- Reading text -
Except that this is subtlely flawed also.  The delay cannot be at
rcu_gp_cleanup() time because by the time we are working on the last
leaf rcu_node structure, callbacks might already have started being
invoked on CPUs corresponding to the earlier leaf rcu_node structures.

So the (untested) patch below (on top of the other two) moves the delay
to rcu_gp_init(), in particular, to the first loop that traverses only
the leaf rcu_node structures handling CPU hotplug.

Hopefully getting closer!

Oh, and the second smp_mb() added to rcu_gp_init() is probably
redundant given the full barrier implied by the later call to
raw_spin_lock_irq_rcu_node().  But one thing at a time...

							Thanx, Paul

------------------------------------------------------------------------

diff --git a/kernel/rcu/tree.c b/kernel/rcu/tree.c
index 8b5215e..5904b63 100644
--- a/kernel/rcu/tree.c
+++ b/kernel/rcu/tree.c
@@ -1725,6 +1725,7 @@ static void rcu_strict_gp_boundary(void *unused)
  */
 static bool rcu_gp_init(void)
 {
+	unsigned long firstseq;
 	unsigned long flags;
 	unsigned long oldmask;
 	unsigned long mask;
@@ -1768,6 +1769,12 @@ static bool rcu_gp_init(void)
 	 */
 	rcu_state.gp_state = RCU_GP_ONOFF;
 	rcu_for_each_leaf_node(rnp) {
+		smp_mb(); // Pair with barriers used when updating ->ofl_seq to odd values.
+		firstseq = READ_ONCE(rnp->ofl_seq);
+		if (firstseq & 0x1)
+			while (firstseq == smp_load_acquire(&rnp->ofl_seq))
+				schedule_timeout_idle(1);  // Can't wake unless RCU is watching.

- Things to do -
#1 Which local variables does the RCU patch message show being declared at the top of rcu_gp_init(), counting the one the diff adds?
#2 Can you proceed with the RCU patch message, picking up right after its final line?
These saved data entries have no role here.

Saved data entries
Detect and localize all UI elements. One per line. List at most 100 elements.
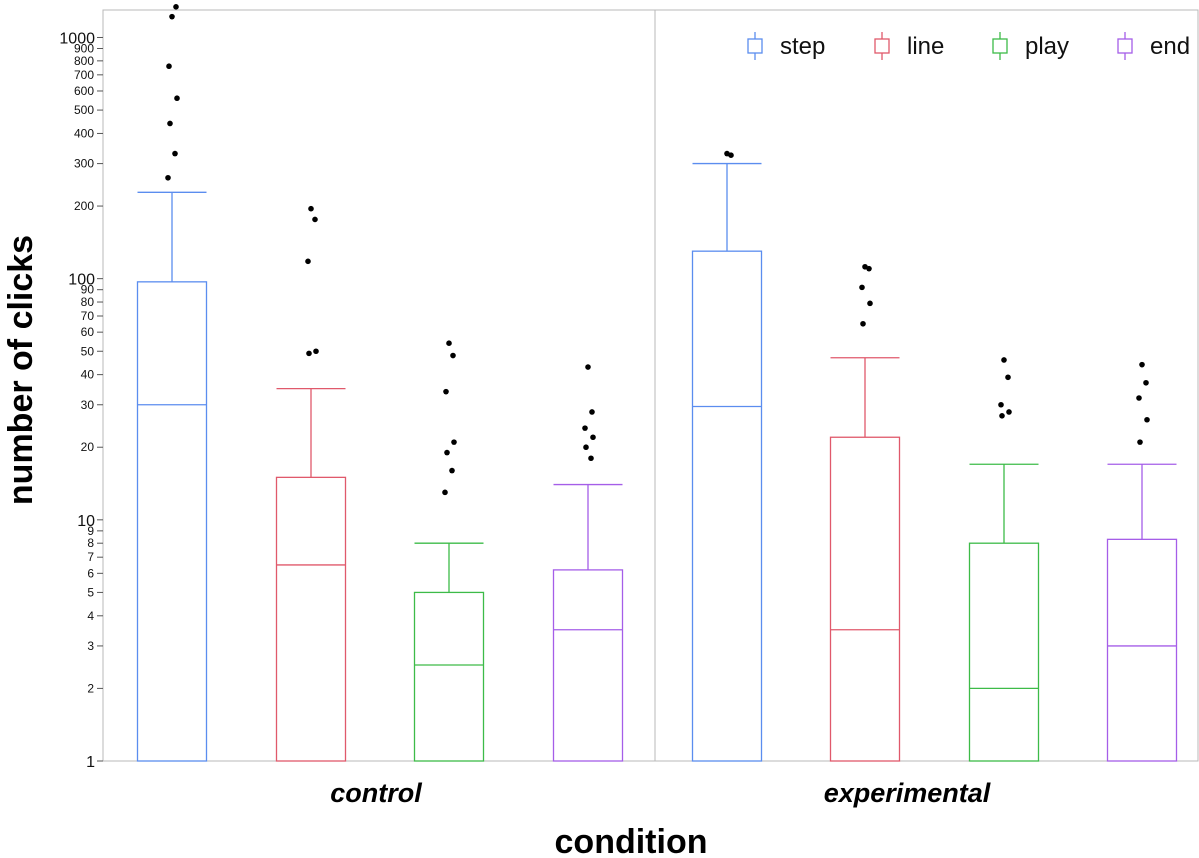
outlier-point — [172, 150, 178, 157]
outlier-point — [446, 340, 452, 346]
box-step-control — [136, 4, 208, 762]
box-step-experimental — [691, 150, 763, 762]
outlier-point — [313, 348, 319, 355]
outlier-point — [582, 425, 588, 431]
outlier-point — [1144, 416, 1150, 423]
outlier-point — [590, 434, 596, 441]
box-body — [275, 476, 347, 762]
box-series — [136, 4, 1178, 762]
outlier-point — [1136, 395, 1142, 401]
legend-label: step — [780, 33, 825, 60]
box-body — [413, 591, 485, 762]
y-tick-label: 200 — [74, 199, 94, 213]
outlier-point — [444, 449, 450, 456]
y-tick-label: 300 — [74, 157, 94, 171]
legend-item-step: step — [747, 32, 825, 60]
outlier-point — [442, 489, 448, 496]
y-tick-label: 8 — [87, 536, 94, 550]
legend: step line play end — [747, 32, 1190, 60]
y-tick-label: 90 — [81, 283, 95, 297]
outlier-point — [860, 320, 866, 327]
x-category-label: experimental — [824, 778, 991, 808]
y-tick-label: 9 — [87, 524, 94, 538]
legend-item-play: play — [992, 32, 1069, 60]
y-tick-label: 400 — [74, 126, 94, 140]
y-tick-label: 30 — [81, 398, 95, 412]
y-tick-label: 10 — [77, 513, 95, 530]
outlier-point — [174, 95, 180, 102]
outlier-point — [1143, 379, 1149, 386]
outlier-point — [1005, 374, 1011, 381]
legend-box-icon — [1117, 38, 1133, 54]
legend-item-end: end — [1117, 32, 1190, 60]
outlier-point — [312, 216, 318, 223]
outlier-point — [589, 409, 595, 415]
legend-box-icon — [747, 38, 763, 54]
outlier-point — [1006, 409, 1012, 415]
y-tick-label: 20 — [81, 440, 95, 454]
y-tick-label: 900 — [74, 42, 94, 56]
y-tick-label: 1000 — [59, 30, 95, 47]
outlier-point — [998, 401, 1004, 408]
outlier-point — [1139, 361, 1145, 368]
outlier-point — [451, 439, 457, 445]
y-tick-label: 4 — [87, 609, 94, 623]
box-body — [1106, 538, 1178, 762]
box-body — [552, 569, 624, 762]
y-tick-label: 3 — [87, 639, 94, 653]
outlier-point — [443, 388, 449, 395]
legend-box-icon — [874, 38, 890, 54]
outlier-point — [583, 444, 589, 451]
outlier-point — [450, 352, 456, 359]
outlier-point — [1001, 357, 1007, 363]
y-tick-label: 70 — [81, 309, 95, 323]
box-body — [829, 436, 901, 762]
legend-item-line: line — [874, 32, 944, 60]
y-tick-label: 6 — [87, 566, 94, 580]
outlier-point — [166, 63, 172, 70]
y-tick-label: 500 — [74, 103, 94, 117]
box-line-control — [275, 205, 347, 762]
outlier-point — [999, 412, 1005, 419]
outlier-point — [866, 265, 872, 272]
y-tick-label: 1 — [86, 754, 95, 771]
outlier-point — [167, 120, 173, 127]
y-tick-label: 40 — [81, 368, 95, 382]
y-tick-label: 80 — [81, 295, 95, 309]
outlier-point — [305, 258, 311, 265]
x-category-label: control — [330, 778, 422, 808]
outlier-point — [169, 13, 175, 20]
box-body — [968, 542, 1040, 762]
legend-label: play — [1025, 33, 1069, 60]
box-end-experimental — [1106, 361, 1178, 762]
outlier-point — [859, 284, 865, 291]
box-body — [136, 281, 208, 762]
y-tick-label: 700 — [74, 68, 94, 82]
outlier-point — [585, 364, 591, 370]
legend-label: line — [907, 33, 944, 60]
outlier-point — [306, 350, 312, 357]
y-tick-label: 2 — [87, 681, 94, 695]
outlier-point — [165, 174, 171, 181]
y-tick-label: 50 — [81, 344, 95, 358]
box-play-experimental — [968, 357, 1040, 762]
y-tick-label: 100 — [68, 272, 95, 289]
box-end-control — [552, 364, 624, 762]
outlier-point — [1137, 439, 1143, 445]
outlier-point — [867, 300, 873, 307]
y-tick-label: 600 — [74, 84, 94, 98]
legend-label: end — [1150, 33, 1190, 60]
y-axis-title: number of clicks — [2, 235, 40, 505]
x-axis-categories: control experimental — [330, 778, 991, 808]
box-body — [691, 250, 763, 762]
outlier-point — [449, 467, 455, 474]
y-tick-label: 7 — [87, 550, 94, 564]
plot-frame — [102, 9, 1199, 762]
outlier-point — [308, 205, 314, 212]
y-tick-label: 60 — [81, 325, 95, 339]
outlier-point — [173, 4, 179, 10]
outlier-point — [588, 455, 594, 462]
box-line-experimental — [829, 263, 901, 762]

- Exercise results -
#1 firstseq, flags, oldmask, mask

#2
+		smp_mb(); // Pair with barriers used when updating ->ofl_seq to even values.
 		raw_spin_lock(&rcu_state.ofl_lock);
 		raw_spin_lock_irq_rcu_node(rnp);
 		if (rnp->qsmaskinit == rnp->qsmaskinitnext &&
@@ -1982,7 +1989,6 @@ static void rcu_gp_fqs_loop(void)
 static void rcu_gp_cleanup(void)
 {
 	int cpu;
-	unsigned long firstseq;
 	bool needgp = false;
 	unsigned long gp_duration;
 	unsigned long new_gp_seq;
@@ -2020,12 +2026,6 @@ static void rcu_gp_cleanup(void)
 	new_gp_seq = rcu_state.gp_seq;
 	rcu_seq_end(&new_gp_seq);
 	rcu_for_each_node_breadth_first(rnp) {
-		smp_mb(); // Pair with barriers used when updating ->ofl_seq to odd values.
-		firstseq = READ_ONCE(rnp->ofl_seq);
-		if (firstseq & 0x1)
-			while (firstseq == smp_load_acquire(&rnp->ofl_seq))
-				schedule_timeout_idle(1);  // Can't wake unless RCU is watching.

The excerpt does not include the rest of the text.